§ Exercise goal
Copy out all lines where "Gries" appears.

(Records from a dataset)
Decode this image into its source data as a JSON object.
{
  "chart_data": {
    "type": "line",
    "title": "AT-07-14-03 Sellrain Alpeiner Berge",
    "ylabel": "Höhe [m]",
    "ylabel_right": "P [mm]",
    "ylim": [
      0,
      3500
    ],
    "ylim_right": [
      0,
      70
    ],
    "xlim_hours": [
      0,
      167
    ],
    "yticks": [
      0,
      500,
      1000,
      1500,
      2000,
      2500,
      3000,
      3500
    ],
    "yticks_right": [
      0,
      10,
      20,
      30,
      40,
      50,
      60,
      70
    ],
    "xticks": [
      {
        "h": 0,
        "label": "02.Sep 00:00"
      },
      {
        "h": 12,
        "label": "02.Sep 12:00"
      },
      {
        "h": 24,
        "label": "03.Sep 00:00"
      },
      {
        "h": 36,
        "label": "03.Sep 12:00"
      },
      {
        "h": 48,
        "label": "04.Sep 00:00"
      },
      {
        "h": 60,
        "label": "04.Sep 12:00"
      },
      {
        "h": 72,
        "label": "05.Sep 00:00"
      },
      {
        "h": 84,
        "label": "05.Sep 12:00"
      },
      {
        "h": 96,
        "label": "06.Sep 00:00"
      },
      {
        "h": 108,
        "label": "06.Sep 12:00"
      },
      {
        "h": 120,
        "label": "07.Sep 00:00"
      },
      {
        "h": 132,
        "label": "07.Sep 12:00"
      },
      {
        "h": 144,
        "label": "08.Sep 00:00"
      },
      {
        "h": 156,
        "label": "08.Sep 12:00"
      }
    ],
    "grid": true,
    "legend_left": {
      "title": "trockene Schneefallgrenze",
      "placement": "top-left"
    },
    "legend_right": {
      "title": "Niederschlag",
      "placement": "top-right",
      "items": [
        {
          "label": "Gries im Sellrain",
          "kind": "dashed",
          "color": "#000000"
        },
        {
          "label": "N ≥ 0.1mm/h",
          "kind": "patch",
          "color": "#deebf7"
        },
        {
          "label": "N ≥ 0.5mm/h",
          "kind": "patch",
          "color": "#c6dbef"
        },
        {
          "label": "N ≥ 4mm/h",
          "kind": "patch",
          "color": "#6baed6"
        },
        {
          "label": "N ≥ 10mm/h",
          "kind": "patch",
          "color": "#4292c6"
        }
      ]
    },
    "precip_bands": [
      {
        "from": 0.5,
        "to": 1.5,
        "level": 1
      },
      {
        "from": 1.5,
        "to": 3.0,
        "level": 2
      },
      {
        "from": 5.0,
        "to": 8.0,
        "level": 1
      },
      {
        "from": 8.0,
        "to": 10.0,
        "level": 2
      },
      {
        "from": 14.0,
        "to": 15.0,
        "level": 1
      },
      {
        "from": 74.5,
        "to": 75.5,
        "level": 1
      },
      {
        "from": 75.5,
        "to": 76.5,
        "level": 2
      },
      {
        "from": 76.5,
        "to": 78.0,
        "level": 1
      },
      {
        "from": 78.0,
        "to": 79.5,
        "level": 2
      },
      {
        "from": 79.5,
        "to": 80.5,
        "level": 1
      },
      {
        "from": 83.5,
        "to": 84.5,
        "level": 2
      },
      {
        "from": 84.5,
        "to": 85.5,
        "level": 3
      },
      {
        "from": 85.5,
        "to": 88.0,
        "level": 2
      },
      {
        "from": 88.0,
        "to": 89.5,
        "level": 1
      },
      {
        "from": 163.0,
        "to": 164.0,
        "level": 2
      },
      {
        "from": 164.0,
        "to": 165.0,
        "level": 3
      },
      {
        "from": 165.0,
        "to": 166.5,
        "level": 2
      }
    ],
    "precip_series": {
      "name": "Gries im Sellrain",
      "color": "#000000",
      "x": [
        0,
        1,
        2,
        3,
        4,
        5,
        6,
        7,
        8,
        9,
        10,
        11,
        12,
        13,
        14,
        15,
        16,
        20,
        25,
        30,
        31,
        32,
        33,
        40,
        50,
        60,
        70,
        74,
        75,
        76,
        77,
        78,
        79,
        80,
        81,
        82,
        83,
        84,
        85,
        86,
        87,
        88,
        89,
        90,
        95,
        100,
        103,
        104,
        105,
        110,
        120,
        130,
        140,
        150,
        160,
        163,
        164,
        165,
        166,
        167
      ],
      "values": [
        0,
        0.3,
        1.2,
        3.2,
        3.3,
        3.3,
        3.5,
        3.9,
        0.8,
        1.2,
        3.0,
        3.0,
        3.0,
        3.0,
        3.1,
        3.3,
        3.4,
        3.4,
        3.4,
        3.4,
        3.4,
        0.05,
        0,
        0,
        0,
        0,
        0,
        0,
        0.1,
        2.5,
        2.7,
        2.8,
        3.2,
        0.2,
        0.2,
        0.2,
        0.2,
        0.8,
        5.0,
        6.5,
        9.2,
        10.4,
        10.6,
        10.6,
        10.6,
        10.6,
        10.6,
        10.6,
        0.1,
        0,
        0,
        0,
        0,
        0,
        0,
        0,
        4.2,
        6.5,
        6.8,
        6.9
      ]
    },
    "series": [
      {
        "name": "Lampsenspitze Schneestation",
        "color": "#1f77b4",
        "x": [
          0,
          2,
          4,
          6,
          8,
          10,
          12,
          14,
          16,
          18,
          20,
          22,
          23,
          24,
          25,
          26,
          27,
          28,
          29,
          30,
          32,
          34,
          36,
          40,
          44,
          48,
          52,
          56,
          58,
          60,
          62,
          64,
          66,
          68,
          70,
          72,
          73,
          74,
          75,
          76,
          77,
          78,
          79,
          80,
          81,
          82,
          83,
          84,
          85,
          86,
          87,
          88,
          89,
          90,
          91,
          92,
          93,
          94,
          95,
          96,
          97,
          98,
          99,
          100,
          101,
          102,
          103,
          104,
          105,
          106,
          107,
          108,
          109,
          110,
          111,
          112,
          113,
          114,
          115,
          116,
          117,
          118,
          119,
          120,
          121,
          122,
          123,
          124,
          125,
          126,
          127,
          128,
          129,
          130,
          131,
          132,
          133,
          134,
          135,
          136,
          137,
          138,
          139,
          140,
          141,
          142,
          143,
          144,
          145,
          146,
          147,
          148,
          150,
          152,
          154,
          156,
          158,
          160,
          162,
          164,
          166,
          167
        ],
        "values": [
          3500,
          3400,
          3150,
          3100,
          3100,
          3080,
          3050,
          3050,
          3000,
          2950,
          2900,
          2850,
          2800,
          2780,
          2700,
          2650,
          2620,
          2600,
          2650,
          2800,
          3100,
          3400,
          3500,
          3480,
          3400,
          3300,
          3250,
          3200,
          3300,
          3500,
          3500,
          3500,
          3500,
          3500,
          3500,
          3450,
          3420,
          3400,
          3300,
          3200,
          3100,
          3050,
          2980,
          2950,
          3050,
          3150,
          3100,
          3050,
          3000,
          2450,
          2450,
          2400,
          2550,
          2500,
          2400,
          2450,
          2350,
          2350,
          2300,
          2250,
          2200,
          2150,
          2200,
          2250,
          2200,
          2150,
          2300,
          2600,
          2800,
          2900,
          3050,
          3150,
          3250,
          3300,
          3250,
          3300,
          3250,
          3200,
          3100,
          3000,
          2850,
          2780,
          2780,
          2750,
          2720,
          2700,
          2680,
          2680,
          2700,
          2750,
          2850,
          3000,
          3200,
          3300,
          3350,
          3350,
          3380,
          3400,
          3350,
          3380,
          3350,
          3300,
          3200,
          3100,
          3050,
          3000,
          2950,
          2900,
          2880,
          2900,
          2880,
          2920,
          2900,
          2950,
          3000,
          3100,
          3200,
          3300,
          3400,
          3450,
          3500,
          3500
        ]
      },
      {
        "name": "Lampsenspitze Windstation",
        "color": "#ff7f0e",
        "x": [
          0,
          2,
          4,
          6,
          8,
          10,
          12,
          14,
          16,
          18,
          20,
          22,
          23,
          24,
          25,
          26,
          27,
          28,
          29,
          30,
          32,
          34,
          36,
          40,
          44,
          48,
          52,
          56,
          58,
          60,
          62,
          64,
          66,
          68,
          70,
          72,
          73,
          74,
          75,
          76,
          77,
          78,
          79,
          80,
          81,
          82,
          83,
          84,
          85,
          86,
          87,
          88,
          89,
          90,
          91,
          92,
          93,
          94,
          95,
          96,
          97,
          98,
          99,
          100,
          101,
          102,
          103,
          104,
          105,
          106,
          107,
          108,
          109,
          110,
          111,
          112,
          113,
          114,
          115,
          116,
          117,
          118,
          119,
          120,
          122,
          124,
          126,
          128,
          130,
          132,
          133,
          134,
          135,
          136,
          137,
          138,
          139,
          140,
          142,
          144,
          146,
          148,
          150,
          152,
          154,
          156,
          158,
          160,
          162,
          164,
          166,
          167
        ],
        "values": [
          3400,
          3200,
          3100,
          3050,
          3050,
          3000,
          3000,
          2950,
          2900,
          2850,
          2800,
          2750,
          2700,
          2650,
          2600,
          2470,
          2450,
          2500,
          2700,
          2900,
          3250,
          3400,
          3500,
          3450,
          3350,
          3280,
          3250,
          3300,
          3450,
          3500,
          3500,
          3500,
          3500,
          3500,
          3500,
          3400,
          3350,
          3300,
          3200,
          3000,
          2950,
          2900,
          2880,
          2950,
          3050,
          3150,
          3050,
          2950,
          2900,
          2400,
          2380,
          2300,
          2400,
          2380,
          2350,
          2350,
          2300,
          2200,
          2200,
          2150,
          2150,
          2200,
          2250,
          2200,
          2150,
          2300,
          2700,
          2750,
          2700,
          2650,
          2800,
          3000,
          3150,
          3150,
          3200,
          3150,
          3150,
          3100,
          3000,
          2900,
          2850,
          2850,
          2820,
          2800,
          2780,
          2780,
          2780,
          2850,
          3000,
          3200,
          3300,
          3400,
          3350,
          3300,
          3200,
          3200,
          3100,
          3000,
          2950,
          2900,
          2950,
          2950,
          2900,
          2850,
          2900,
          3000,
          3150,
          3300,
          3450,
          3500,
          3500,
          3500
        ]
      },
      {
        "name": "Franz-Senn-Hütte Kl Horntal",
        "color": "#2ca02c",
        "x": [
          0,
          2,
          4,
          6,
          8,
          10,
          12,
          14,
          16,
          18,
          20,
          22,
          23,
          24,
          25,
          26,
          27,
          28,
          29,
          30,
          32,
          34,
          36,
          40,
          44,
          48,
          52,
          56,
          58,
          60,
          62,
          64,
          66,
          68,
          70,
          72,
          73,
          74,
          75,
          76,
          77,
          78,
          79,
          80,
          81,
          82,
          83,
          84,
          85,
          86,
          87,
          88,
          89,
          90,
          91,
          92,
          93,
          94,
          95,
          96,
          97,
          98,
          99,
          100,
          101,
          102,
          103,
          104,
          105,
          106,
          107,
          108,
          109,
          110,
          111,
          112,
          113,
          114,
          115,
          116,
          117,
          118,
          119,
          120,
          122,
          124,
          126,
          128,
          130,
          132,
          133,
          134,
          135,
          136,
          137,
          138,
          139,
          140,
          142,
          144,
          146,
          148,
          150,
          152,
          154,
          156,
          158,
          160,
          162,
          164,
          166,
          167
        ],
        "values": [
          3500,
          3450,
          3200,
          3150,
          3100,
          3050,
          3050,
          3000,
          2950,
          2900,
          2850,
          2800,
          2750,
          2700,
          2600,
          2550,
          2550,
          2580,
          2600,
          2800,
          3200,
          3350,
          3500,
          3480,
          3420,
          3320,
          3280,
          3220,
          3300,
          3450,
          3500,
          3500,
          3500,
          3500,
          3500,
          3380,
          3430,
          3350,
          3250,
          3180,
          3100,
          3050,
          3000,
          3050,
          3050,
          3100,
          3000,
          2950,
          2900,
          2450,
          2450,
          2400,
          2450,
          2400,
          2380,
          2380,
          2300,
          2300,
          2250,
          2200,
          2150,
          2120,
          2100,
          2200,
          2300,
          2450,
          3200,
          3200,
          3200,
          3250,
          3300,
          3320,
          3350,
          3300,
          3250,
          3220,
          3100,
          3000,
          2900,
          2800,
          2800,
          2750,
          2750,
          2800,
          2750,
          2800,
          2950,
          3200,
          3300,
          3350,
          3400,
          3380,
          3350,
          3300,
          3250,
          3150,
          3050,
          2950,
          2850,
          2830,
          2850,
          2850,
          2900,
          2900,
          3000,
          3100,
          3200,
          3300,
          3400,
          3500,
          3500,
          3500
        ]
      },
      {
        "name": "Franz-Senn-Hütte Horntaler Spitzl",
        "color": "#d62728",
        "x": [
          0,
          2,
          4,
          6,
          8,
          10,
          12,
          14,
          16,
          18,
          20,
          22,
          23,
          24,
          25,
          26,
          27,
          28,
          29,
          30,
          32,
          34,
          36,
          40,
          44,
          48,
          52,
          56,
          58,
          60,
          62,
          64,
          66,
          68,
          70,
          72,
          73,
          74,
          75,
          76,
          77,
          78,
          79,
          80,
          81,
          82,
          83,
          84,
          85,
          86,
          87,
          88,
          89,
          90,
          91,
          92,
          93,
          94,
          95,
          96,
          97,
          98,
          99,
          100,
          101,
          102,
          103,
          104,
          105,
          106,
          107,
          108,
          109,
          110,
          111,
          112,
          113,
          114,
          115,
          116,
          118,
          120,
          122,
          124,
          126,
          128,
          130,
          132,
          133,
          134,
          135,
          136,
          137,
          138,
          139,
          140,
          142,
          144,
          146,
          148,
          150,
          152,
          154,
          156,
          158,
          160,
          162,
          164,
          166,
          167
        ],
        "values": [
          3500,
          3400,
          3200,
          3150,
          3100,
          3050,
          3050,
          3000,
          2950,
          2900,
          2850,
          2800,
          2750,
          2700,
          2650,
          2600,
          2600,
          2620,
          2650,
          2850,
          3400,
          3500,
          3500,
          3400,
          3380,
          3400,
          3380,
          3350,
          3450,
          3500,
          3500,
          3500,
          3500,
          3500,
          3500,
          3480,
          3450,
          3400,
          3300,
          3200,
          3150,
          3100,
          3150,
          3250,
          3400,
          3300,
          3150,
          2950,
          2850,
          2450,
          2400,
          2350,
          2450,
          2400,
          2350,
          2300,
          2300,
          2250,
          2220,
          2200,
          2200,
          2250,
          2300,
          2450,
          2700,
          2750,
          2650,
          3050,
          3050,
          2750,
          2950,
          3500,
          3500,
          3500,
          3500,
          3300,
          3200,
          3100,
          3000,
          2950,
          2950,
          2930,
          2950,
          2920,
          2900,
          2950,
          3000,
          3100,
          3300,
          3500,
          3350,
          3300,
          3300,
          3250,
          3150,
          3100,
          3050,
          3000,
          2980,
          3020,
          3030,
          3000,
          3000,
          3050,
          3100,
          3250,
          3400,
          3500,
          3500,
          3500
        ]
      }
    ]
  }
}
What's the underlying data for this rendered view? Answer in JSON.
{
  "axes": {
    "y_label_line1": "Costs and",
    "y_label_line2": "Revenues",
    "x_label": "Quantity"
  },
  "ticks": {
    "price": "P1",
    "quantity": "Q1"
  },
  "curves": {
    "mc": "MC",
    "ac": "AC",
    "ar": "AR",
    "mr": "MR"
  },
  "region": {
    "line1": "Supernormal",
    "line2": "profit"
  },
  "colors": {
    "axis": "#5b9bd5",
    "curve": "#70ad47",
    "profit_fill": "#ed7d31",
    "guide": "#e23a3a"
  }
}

§ Result for this task
          "label": "Gries im Sellrain",
      "name": "Gries im Sellrain",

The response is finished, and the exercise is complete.